Copy all lines of the listing that include the string "title".

--- Start Task input ---

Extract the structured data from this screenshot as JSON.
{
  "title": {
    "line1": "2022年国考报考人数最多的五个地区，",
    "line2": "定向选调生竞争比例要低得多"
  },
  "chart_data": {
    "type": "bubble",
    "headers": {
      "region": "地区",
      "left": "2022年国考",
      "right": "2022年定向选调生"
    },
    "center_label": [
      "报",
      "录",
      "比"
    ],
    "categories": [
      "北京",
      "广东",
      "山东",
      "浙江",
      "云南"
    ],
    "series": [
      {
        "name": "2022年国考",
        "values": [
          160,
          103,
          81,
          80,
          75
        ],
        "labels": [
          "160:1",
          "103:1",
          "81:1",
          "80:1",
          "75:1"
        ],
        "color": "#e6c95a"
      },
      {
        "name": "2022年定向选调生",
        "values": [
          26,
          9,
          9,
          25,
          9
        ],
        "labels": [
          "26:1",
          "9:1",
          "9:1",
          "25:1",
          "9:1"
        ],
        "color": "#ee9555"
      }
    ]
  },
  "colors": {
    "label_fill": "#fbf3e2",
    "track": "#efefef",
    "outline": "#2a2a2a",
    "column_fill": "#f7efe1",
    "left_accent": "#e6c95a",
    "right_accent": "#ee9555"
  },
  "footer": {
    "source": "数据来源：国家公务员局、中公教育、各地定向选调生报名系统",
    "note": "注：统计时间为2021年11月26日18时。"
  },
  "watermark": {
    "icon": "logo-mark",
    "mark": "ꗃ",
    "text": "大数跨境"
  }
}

--- End Task input ---
--- Start Task input ---

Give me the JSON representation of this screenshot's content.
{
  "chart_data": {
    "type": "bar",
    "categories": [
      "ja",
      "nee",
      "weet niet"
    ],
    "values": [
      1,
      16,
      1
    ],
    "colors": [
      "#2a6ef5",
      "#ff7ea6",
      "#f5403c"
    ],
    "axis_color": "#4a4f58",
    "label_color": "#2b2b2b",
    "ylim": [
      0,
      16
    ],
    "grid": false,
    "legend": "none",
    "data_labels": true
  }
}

--- End Task input ---
--- Start Task input ---

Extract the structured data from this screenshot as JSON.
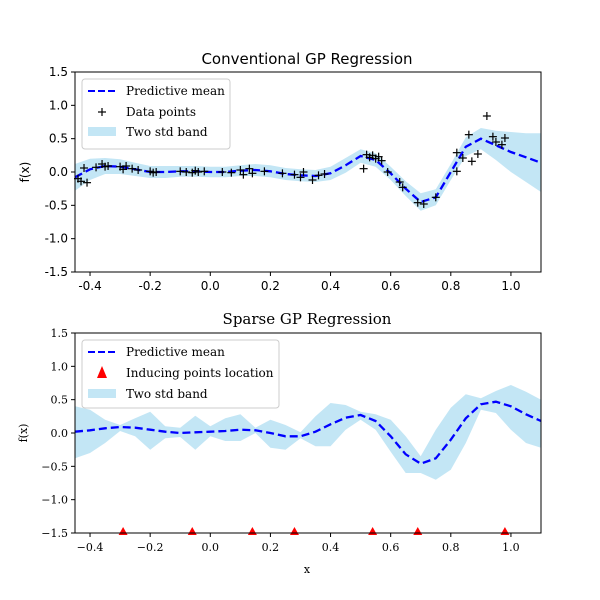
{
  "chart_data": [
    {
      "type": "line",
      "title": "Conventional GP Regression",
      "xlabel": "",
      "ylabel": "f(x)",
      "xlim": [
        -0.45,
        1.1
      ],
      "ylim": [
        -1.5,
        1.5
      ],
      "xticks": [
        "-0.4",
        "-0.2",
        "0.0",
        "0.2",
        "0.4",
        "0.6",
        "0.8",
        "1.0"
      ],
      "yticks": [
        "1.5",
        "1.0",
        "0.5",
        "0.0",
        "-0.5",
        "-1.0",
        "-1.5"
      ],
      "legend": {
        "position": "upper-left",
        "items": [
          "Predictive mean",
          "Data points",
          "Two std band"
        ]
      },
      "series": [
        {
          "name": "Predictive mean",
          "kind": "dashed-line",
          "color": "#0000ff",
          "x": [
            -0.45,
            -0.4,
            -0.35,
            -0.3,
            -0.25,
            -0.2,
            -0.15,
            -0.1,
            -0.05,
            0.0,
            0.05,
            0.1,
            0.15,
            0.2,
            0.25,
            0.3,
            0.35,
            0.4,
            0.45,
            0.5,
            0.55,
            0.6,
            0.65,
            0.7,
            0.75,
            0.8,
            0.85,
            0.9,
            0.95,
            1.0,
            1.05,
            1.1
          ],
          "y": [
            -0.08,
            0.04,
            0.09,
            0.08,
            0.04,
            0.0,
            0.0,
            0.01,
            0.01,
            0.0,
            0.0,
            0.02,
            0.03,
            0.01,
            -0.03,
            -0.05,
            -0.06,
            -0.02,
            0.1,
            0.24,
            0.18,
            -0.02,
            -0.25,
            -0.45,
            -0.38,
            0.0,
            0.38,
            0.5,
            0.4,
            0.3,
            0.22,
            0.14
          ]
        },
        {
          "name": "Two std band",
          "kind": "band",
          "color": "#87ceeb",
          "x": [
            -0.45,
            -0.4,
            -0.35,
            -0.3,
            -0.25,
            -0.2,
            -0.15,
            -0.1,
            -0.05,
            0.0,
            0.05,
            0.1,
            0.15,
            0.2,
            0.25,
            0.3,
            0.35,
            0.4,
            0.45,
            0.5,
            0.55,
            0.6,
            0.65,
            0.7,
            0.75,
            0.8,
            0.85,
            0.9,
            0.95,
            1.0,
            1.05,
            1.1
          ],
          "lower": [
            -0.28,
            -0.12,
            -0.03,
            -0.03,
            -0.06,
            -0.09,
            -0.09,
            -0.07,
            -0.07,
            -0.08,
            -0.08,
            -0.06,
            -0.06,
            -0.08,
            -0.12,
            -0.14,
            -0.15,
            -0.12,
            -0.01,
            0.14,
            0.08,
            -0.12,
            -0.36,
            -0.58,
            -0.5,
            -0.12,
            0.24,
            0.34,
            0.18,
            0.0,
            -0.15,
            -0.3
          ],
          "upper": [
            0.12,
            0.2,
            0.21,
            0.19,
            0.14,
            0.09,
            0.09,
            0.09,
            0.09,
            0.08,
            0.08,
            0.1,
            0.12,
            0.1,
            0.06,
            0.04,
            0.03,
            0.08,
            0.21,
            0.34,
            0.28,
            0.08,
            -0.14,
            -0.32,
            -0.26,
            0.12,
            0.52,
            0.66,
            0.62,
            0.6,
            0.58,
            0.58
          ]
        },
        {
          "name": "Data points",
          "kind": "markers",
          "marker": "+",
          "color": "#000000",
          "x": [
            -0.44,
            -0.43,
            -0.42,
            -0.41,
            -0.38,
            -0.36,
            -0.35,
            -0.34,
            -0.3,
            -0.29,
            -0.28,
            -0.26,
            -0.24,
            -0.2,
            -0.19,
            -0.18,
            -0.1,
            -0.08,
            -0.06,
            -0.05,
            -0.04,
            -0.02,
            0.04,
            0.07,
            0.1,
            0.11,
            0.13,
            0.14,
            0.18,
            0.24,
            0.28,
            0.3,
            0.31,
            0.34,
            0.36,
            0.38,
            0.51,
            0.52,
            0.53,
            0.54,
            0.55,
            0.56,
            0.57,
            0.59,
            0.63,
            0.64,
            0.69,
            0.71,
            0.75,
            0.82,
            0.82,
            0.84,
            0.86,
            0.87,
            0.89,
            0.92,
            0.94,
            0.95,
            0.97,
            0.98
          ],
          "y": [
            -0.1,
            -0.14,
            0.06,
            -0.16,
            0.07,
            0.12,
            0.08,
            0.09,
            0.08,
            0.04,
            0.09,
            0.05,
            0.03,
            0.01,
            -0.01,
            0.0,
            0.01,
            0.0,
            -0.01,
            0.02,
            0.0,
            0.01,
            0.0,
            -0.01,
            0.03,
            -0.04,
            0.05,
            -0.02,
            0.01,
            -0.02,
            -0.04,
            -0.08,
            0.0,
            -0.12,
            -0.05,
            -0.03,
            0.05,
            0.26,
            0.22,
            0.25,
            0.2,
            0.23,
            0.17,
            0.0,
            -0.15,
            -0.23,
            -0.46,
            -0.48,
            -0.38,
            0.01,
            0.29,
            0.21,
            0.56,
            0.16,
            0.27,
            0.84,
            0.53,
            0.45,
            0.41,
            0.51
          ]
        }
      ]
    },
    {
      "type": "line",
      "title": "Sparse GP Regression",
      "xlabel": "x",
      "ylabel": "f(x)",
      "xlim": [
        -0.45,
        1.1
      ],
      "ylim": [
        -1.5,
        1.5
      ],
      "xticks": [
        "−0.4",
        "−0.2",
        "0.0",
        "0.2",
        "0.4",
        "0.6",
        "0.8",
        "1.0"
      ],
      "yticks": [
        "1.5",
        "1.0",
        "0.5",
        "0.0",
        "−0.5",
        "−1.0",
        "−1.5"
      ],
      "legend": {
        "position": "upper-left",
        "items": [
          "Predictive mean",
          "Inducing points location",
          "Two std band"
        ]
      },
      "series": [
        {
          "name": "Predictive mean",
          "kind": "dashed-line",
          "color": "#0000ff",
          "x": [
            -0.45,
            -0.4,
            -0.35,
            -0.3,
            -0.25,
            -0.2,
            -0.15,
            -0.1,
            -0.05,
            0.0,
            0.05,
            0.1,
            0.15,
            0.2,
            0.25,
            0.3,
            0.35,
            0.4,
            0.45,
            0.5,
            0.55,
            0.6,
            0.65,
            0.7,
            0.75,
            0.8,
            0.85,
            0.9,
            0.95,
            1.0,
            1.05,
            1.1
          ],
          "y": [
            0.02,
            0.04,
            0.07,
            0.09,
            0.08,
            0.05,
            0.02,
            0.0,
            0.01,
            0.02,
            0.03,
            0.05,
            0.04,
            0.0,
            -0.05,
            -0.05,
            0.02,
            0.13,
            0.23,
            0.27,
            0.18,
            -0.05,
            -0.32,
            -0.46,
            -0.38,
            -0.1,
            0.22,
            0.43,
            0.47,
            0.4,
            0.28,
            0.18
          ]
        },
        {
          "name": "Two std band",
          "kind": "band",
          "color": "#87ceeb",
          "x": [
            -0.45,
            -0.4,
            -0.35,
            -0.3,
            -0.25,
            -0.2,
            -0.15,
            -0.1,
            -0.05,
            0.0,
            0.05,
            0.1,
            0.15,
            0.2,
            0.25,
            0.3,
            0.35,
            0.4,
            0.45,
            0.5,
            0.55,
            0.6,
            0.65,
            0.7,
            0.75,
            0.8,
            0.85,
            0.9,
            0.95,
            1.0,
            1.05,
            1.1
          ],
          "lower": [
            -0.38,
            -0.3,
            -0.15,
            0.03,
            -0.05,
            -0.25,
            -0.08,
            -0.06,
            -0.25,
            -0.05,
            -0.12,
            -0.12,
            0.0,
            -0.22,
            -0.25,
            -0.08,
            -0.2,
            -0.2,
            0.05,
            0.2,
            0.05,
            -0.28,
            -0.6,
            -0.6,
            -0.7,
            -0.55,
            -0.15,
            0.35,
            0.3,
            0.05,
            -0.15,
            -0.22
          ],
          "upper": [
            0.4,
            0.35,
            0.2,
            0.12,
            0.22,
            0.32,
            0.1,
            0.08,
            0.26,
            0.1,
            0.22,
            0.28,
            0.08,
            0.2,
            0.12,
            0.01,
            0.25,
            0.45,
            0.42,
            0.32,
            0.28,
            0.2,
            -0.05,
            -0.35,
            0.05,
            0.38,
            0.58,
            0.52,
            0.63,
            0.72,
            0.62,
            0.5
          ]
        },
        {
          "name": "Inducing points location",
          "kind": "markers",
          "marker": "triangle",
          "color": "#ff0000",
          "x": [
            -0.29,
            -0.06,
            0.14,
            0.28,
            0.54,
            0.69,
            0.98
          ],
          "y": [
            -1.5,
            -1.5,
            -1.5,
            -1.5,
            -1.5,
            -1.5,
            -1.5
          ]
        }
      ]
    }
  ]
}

--- End Task input ---

Written solution:
  "title": {
      "title": "Conventional GP Regression",
      "title": "Sparse GP Regression",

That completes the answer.